**JOB:** Update the records below by replacing every "accent-square" with "marker-square" and leaving everything else unchanged.

**INPUT FOR THIS TASK:**
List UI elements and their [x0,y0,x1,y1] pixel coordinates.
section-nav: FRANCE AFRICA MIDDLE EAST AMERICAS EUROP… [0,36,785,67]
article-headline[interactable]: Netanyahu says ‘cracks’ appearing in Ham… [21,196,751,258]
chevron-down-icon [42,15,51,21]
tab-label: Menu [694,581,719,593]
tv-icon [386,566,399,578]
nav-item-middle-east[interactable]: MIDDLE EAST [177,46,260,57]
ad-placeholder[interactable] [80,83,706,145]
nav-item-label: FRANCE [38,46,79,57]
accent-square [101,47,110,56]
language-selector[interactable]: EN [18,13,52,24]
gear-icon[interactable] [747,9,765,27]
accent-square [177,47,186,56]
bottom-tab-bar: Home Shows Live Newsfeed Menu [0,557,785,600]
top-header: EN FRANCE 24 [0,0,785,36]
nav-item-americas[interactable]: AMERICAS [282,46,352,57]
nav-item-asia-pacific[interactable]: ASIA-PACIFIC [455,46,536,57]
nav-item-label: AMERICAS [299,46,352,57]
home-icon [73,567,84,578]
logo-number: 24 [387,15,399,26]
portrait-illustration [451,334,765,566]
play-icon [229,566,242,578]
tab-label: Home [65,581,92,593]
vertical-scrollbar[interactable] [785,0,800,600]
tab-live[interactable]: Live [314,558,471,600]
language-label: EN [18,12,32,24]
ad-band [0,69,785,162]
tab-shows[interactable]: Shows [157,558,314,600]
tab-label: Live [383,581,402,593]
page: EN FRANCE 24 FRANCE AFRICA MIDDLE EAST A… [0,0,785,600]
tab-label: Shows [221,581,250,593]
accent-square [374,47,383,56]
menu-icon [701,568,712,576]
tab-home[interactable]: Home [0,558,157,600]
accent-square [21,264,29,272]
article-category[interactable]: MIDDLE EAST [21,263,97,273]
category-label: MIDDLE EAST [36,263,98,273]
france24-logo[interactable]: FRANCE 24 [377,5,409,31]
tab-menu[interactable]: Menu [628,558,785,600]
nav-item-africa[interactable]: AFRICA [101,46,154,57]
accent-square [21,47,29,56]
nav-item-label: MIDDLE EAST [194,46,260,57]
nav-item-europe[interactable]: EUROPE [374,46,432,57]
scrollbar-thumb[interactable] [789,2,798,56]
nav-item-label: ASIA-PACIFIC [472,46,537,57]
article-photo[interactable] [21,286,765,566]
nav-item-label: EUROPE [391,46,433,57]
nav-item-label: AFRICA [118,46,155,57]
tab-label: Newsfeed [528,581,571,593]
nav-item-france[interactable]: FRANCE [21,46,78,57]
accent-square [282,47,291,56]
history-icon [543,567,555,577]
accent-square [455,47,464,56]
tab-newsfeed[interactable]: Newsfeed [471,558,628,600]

**SOLUTION TO THE EXERCISE:**
List UI elements and their [x0,y0,x1,y1] pixel coordinates.
section-nav: FRANCE AFRICA MIDDLE EAST AMERICAS EUROP… [0,36,785,67]
article-headline[interactable]: Netanyahu says ‘cracks’ appearing in Ham… [21,196,751,258]
chevron-down-icon [42,15,51,21]
tab-label: Menu [694,581,719,593]
tv-icon [386,566,399,578]
nav-item-middle-east[interactable]: MIDDLE EAST [177,46,260,57]
ad-placeholder[interactable] [80,83,706,145]
nav-item-label: FRANCE [38,46,79,57]
marker-square [101,47,110,56]
language-selector[interactable]: EN [18,13,52,24]
gear-icon[interactable] [747,9,765,27]
marker-square [177,47,186,56]
bottom-tab-bar: Home Shows Live Newsfeed Menu [0,557,785,600]
top-header: EN FRANCE 24 [0,0,785,36]
nav-item-americas[interactable]: AMERICAS [282,46,352,57]
nav-item-asia-pacific[interactable]: ASIA-PACIFIC [455,46,536,57]
nav-item-label: AMERICAS [299,46,352,57]
home-icon [73,567,84,578]
logo-number: 24 [387,15,399,26]
portrait-illustration [451,334,765,566]
play-icon [229,566,242,578]
tab-label: Home [65,581,92,593]
vertical-scrollbar[interactable] [785,0,800,600]
tab-live[interactable]: Live [314,558,471,600]
language-label: EN [18,12,32,24]
ad-band [0,69,785,162]
tab-shows[interactable]: Shows [157,558,314,600]
tab-label: Live [383,581,402,593]
page: EN FRANCE 24 FRANCE AFRICA MIDDLE EAST A… [0,0,785,600]
tab-label: Shows [221,581,250,593]
marker-square [374,47,383,56]
menu-icon [701,568,712,576]
tab-home[interactable]: Home [0,558,157,600]
marker-square [21,264,29,272]
article-category[interactable]: MIDDLE EAST [21,263,97,273]
category-label: MIDDLE EAST [36,263,98,273]
france24-logo[interactable]: FRANCE 24 [377,5,409,31]
tab-menu[interactable]: Menu [628,558,785,600]
nav-item-africa[interactable]: AFRICA [101,46,154,57]
marker-square [21,47,29,56]
nav-item-label: MIDDLE EAST [194,46,260,57]
nav-item-europe[interactable]: EUROPE [374,46,432,57]
scrollbar-thumb[interactable] [789,2,798,56]
nav-item-label: ASIA-PACIFIC [472,46,537,57]
article-photo[interactable] [21,286,765,566]
nav-item-label: EUROPE [391,46,433,57]
nav-item-label: AFRICA [118,46,155,57]
tab-label: Newsfeed [528,581,571,593]
nav-item-france[interactable]: FRANCE [21,46,78,57]
marker-square [282,47,291,56]
history-icon [543,567,555,577]
marker-square [455,47,464,56]
tab-newsfeed[interactable]: Newsfeed [471,558,628,600]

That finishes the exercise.